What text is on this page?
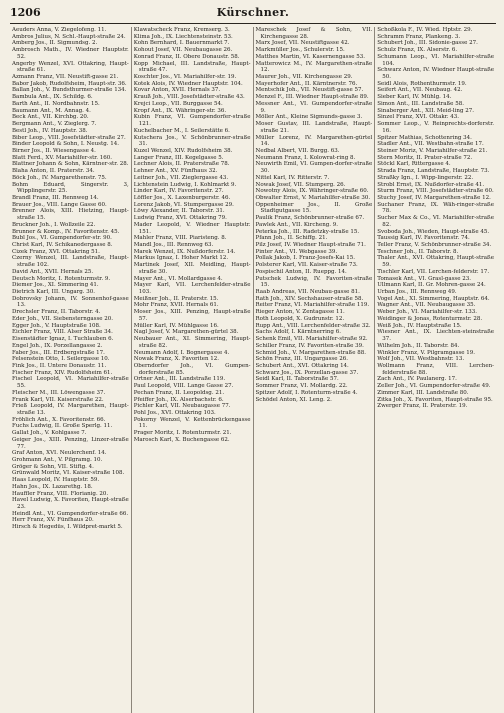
1206	Kürschner.
Aeuders Anna, V. Ziegelofeng. 11.
Ambros Julius, N. Schl.-Haupt-straße 24.
Amberg Jos., II. Sigmundsg. 2.
Ambrosch Math., IV. Wiedner Hauptstr. 52.
Angerby Wenzel, XVI. Ottakring, Haupt-straße 61.
Azmann Franz, VII. Neustift-gasse 21.
Babor Jakob, Rudolfsheim, Haupt-str. 36.
Ballan Joh., V. Bundsthurmer-straße 134.
Bambula Ant., IX. Schildg. 6.
Barth Ant., II. Nordbahnstr. 15.
Baumann Ant., M. Annag. 4.
Beck Ant., VII. Kirchbg. 20.
Bergmann Ant., V. Zieglerg. 7.
Bestl Joh., IV. Hauptstr. 38.
Biber Leop., VIII. Josefstädter-straße 27.
Binder Leopold & Sohn, I. Neustg. 14.
Birner Jos., II. Wiesengasse 4.
Blatt Ferd., XV. Mariahilfer-str. 160.
Blattner Johann & Sohn, Kärntner-str. 28.
Blaha Anton, II. Praterstr. 34.
Böck Joh., IV. Margarethenstr. 75.
Bohm Eduard, Singerstr. 3, Wipplingerstr. 25.
Brandl Franz, III. Rennweg 14.
Brauer Jos., VIII. Lange Gasse 60.
Brenner Alois, XIII. Hietzing, Haupt-straße 15.
Bruckner Joh., I. Wollzeile 22.
Brunner & Komp., IV. Favoritenstr. 45.
Bubl Jos., VI. Gumpendorfer-str. 90.
Christ Karl, IV. Schikanedergasse 8.
Cizek Franz, XVI. Ottakring 51.
Czerny Wenzel, III. Landstraße, Haupt-straße 102.
David Ant., XVII. Hernals 25.
Deutsch Moritz, I. Rotenturmstr. 9.
Diemer Jos., XI. Simmering 41.
Dietrich Karl, III. Ungarg. 30.
Dobrovsky Johann, IV. Sonnenhof-gasse 13.
Drechsler Franz, II. Taborstr. 4.
Eder Joh., VII. Siebensterngasse 20.
Egger Joh., V. Hauptstraße 108.
Eichler Franz, VIII. Alser Straße 34.
Eisenstädter Ignaz, I. Tuchlauben 6.
Engel Joh., IX. Porzellangasse 2.
Faber Jos., III. Erdbergstraße 17.
Felsenstein Otto, I. Seilergasse 10.
Fink Jos., II. Untere Donaustr. 11.
Fischer Franz, XIV. Rudolfsheim 61.
Fischel Leopold, VI. Mariahilfer-straße 55.
Fleischer M., III. Löwengasse 37.
Frank Karl, VII. Kaiserstraße 22.
Frieß Leopold, IV. Margarethen, Haupt-straße 13.
Fröhlich Ant., X. Favoritenstr. 66.
Fuchs Ludwig, II. Große Sperlg. 11.
Gallat Joh., V. Kohlgasse 7.
Geiger Jos., XIII. Penzing, Linzer-straße 77.
Graf Anton, XVI. Neulerchenf. 14.
Grohmann Ant., V. Pilgramg. 10.
Gröger & Sohn, VII. Stiftg. 4.
Grünwald Moritz, VI. Kaiser-straße 108.
Haas Leopold, IV. Hauptstr. 59.
Hahn Jos., IX. Lazarethg. 18.
Hauffler Franz, VIII. Florianig. 20.
Havel Ludwig, X. Favoriten, Haupt-straße 23.
Heindl Ant., VI. Gumpendorfer-straße 66.
Herr Franz, XV. Fünfhaus 20.
Hirsch & Hegedüs, I. Wildpret-markt 5.
Klawatscheck Franz, Kremserg. 3.
Klima Joh., IX. Liechtensteinstr. 53.
Kohn Bernhard, I. Bauernmarkt 7.
Kohout Josef, VII. Neubaugasse 26.
Konrad Franz, II. Obere Donaustr. 58.
Kopp Michael, III. Landstraße, Haupt-straße 47.
Koschter Jos., VI. Mariahilfer-str. 19.
Kotek Alois, IV. Wiedner Hauptstr. 104.
Kovar Anton, XVII. Hernals 37.
Krauß Joh., VIII. Josefstädter-straße 43.
Krejci Leop., VII. Burggasse 54.
Kropf Ant., IX. Währinger-str. 36.
Kubin Franz, VI. Gumpendorfer-straße 121.
Kuchelbacher M., I. Seilerstätte 6.
Kutschera Jos., V. Schönbrunner-straße 31.
Kuzel Wenzel, XIV. Rudolfsheim 38.
Langer Franz, III. Kegelgasse 5.
Lechner Alois, II. Praterstraße 78.
Lehner Ant., XV. Fünfhaus 32.
Leitner Joh., VII. Zieglergasse 43.
Lichtenstein Ludwig, I. Kohlmarkt 9.
Linder Karl, IV. Favoritenstr. 27.
Löffler Jos., X. Laxenburgerstr. 46.
Lorenz Jakob, VI. Stumpergasse 29.
Löwy Alexander, II. Taborstr. 31.
Ludwig Franz, XVI. Ottakring 79.
Mader Leopold, V. Wiedner Hauptstr. 151.
Mahler Franz, VIII. Piaristeng. 8.
Mandl Jos., III. Rennweg 63.
Marek Wenzel, IX. Nußdorferstr. 14.
Markus Ignaz, I. Hoher Markt 12.
Martinek Josef, XII. Meidling, Haupt-straße 30.
Mayer Ant., VI. Mollardgasse 4.
Mayer Karl, VII. Lerchenfelder-straße 103.
Meißner Joh., II. Praterstr. 15.
Mohr Franz, XVII. Hernals 61.
Moser Jos., XIII. Penzing, Haupt-straße 57.
Müller Karl, IV. Mühlgasse 16.
Nagl Josef, V. Margarethen-gürtel 38.
Neubauer Ant., XI. Simmering, Haupt-straße 82.
Neumann Adolf, I. Bognergasse 4.
Nowak Franz, X. Favoriten 12.
Oberndorfer Joh., VI. Gumpen-dorferstraße 85.
Ortner Ant., III. Landstraße 119.
Paul Leopold, VIII. Lange Gasse 27.
Pechan Franz, II. Leopoldsg. 21.
Pfeiffer Joh., IX. Alserbachstr. 6.
Pichler Karl, VII. Neubaugasse 77.
Pohl Jos., XVI. Ottakring 103.
Pokorny Wenzel, V. Kettenbrückengasse 11.
Prager Moritz, I. Rotenturmstr. 21.
Marosch Karl, X. Buchengasse 62.
Mareschek Josef & Sohn, VII. Kirchengasse 28.
Marx Josef, VII. Neustiftgasse 42.
Markmüller Jos., Schulerstr. 15.
Matthes Martin, VI. Kasernengasse 53.
Matterowicz M., IV. Margarethen-straße 12.
Maurer Joh., VII. Kirchengasse 29.
Mayerhofer Ant., II. Kärntnerstr. 76.
Mentschik Joh., VII. Neustift-gasse 57.
Menzel F., III. Wiedner Haupt-straße 89.
Messner Ant., VI. Gumpendorfer-straße 9.
Möller Ant., Kleine Sigmunds-gasse 3.
Moser Gustav, III. Landstraße, Haupt-straße 21.
Müller Lorenz, IV. Margarethen-gürtel 14.
Nedbal Albert, VII. Burgg. 63.
Neumann Franz, I. Kolowrat-ring 8.
Neuwirth Emil, VI. Gumpen-dorfer-straße 30.
Nittel Karl, IV. Ritterstr. 7.
Nowak Josef, VII. Stumperg. 26.
Nowotny Alois, IX. Währinger-straße 60.
Obwalter Ernst, V. Mariahilfer-straße 30.
Oppenheimer Jos., II. Große Stadtgutgasse 15.
Paulik Franz, Schönbrunner-straße 67.
Pawlek Ant., VII. Kircheng. 9.
Peterka Joh., III. Radetzky-straße 15.
Pfann Joh., II. Schiffg. 21.
Pilz Josef, IV. Wiedner Haupt-straße 71.
Pinter Ant., VI. Webgasse 39.
Pollak Jakob, I. Franz-Josefs-Kai 15.
Polsterer Karl, VII. Kaiser-straße 73.
Pospischil Anton, II. Rueppg. 14.
Putschek Ludwig, IV. Favoriten-straße 15.
Raab Andreas, VII. Neubau-gasse 81.
Rath Joh., XIV. Sechshauser-straße 58.
Reiter Franz, VI. Mariahilfer-straße 119.
Rieger Anton, V. Zentagasse 11.
Roth Leopold, X. Gudrunstr. 12.
Rupp Ant., VIII. Lerchenfelder-straße 32.
Sachs Adolf, I. Kärntnerring 6.
Schenk Emil, VII. Mariahilfer-straße 92.
Schiller Franz, IV. Favoriten-straße 39.
Schmid Joh., V. Margarethen-straße 88.
Schön Franz, III. Ungargasse 26.
Schubert Ant., XVI. Ottakring 14.
Schwarz Jos., IX. Porzellan-gasse 37.
Seidl Karl, II. Taborstraße 57.
Sommer Franz, VI. Mollardg. 22.
Spitzer Adolf, I. Rotenturm-straße 4.
Schödel Anton, XI. Leng. 2.
Schoßkola F., IV. Wied. Hptstr. 29.
Schramm Franz, Plankeng. 3.
Schubert Joh., III. Sidonie-gasse 27.
Schulz Franz, IX. Alserstr. 6.
Schumann Leop., VI. Mariahilfer-straße 104.
Schwarz Anton, IV. Wiedner Haupt-straße 50.
Seidl Alois, Rothenthurmstr. 19.
Seifert Ant., VII. Neubaug. 42.
Sieber Karl, IV. Mühlg. 14.
Simon Ant., III. Landstraße 58.
Sinaberger Ant., XII. Meid-ling 27.
Sinzel Franz, XVI. Ottakr. 43.
Sommer Leop., V. Reinprechts-dorferstr. 16.
Spitzer Mathias, Schottenring 34.
Stadler Ant., VII. Westbahn-straße 17.
Steiner Moriz, V. Mariahilfer-straße 21.
Stern Moritz, II. Prater-straße 72.
Stöckl Karl, Rittergasse 4.
Strada Franz, Landstraße, Hauptstr. 73.
Straßky Ign., I. Wipp-lingerstr. 22.
Strobl Ernst, IX. Nußdorfer-straße 41.
Sturm Franz, VIII. Josefstädter-straße 60.
Stuchy Josef, IV. Margarethen-straße 12.
Suchaner Franz, IX. Wäh-ringer-straße 78.
Sucher Max & Co., VI. Mariahilfer-straße 82.
Svoboda Joh., Wieden, Haupt-straße 45.
Taussig Karl, IV. Favoritenstr. 74.
Teller Franz, V. Schönbrunner-straße 34.
Teschner Joh., II. Taborstr. 8.
Thaler Ant., XVI. Ottakring, Haupt-straße 59.
Tischler Karl, VII. Lerchen-felderstr. 17.
Tomasek Ant., VI. Grasl-gasse 23.
Ullmann Karl, II. Gr. Mohren-gasse 24.
Urban Jos., III. Rennweg 49.
Vogel Ant., XI. Simmering, Hauptstr. 64.
Wagner Ant., VII. Neubaugasse 35.
Weber Joh., VI. Mariahilfer-str. 133.
Weidinger & Jonas, Rotenturmstr. 28.
Weiß Joh., IV. Hauptstraße 15.
Wiesner Ant., IX. Liechten-steinstraße 37.
Wilhelm Joh., II. Taborstr. 84.
Winkler Franz, V. Pilgramgasse 19.
Wolf Joh., VII. Westbahnstr. 13.
Wollmann Franz, VIII. Lerchen-felderstraße 88.
Zach Ant., IV. Paulanerg. 17.
Zeller Joh., VI. Gumpendorfer-straße 49.
Zimmer Karl, III. Landstraße 80.
Zitka Joh., X. Favoriten, Haupt-straße 95.
Zwerger Franz, II. Praterstr. 19.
+===+
Instruction: Gather each line holding the string "Seidl".

Final result:
Seidl Karl, II. Taborstraße 57.
Seidl Alois, Rothenthurmstr. 19.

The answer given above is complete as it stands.